INSTRUCTIONS FOR THE TASK ▸ Check every line of the entries below for the word "title", and copy the ones that have it.

DATA PROVIDED ▸
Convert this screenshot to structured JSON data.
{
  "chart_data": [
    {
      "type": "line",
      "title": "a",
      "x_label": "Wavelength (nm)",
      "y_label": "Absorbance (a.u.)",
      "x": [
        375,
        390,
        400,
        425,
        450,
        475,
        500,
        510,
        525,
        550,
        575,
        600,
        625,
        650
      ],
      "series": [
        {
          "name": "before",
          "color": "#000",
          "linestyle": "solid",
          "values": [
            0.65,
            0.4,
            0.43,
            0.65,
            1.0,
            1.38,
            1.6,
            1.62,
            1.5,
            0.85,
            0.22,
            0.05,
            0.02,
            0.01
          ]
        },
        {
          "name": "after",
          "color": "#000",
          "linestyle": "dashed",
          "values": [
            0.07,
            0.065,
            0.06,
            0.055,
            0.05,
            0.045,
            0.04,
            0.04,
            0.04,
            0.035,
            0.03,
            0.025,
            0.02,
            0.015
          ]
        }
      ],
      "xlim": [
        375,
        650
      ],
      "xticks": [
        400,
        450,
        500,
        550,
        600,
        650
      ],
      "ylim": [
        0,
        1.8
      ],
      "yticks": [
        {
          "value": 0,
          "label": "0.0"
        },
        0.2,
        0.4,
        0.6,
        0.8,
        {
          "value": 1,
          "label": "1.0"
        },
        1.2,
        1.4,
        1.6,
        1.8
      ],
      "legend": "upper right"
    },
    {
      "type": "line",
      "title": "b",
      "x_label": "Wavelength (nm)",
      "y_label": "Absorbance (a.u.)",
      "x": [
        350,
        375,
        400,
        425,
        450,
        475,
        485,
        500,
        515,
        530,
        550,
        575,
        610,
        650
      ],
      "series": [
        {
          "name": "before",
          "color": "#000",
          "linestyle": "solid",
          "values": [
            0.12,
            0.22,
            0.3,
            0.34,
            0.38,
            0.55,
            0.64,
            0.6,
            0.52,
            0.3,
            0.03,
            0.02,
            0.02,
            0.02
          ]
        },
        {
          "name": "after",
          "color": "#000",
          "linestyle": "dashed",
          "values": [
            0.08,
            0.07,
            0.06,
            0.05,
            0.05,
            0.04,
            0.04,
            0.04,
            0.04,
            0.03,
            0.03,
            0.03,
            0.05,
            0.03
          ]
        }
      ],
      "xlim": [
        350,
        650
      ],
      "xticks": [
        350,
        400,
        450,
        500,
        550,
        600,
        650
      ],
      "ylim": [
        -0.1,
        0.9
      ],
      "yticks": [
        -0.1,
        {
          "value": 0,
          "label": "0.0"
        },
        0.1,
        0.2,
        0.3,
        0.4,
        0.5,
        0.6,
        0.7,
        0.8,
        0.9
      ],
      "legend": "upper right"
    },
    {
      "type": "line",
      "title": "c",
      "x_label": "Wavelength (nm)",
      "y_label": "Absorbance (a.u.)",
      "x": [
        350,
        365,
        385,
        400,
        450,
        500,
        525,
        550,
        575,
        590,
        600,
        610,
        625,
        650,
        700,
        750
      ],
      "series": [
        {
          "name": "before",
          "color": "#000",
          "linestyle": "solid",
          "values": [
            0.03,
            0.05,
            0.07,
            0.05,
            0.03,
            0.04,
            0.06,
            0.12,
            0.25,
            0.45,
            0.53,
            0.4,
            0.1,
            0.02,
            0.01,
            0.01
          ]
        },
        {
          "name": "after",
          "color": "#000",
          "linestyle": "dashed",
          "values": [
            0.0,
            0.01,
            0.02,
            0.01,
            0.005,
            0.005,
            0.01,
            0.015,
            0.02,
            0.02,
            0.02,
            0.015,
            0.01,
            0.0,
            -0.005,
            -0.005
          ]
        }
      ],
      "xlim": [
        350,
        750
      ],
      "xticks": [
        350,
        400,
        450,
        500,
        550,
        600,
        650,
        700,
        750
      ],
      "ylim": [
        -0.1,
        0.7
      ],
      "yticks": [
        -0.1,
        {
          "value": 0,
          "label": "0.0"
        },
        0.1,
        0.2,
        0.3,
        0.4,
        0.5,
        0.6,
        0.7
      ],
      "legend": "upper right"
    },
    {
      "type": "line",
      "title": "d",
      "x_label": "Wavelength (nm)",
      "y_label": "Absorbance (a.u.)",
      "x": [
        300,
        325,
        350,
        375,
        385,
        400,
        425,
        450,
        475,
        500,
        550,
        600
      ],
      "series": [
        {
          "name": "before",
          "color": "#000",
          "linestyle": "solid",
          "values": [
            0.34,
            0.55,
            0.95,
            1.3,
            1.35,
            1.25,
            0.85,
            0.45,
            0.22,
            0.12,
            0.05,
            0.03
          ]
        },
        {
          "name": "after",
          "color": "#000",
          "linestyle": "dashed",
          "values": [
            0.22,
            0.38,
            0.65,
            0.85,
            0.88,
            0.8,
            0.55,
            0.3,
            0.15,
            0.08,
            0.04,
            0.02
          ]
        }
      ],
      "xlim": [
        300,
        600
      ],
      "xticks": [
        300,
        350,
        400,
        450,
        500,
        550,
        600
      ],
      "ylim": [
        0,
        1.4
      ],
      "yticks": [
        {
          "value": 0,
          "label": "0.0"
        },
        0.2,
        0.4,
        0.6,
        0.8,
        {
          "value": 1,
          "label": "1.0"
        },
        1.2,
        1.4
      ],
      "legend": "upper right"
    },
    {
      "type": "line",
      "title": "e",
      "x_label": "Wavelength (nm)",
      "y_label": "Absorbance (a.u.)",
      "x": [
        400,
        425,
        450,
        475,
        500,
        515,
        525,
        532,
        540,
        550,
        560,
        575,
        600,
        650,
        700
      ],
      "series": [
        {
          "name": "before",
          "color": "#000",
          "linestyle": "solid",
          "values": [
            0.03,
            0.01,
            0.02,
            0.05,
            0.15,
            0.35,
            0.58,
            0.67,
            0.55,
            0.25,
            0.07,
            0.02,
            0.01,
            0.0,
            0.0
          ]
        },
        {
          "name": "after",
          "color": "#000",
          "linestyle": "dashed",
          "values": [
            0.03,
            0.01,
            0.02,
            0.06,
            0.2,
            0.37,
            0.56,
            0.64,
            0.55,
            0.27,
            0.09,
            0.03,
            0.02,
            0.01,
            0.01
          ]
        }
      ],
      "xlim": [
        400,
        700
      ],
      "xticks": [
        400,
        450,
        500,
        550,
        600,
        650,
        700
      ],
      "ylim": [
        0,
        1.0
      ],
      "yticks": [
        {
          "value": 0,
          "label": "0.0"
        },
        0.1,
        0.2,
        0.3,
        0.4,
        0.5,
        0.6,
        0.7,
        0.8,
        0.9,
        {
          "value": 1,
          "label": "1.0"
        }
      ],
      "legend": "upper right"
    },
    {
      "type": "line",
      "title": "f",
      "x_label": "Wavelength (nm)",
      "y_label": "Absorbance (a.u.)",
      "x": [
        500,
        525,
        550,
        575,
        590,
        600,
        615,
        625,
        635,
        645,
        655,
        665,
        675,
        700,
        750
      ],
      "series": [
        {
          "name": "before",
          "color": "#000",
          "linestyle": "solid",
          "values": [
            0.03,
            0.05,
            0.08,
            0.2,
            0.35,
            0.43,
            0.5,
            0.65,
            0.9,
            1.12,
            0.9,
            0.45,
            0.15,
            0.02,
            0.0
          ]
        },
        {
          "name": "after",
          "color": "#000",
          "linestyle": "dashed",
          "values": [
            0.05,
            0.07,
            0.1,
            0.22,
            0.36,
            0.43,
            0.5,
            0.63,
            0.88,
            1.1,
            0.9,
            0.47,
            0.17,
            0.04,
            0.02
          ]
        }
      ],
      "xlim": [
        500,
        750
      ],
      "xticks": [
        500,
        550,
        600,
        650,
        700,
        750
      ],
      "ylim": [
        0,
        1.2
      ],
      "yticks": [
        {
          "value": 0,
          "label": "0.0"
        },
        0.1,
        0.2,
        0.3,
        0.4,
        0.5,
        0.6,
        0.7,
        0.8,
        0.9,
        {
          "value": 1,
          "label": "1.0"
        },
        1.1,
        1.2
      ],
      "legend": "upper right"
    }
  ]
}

TASK OUTPUT ▸
      "title": "a",
      "title": "b",
      "title": "c",
      "title": "d",
      "title": "e",
      "title": "f",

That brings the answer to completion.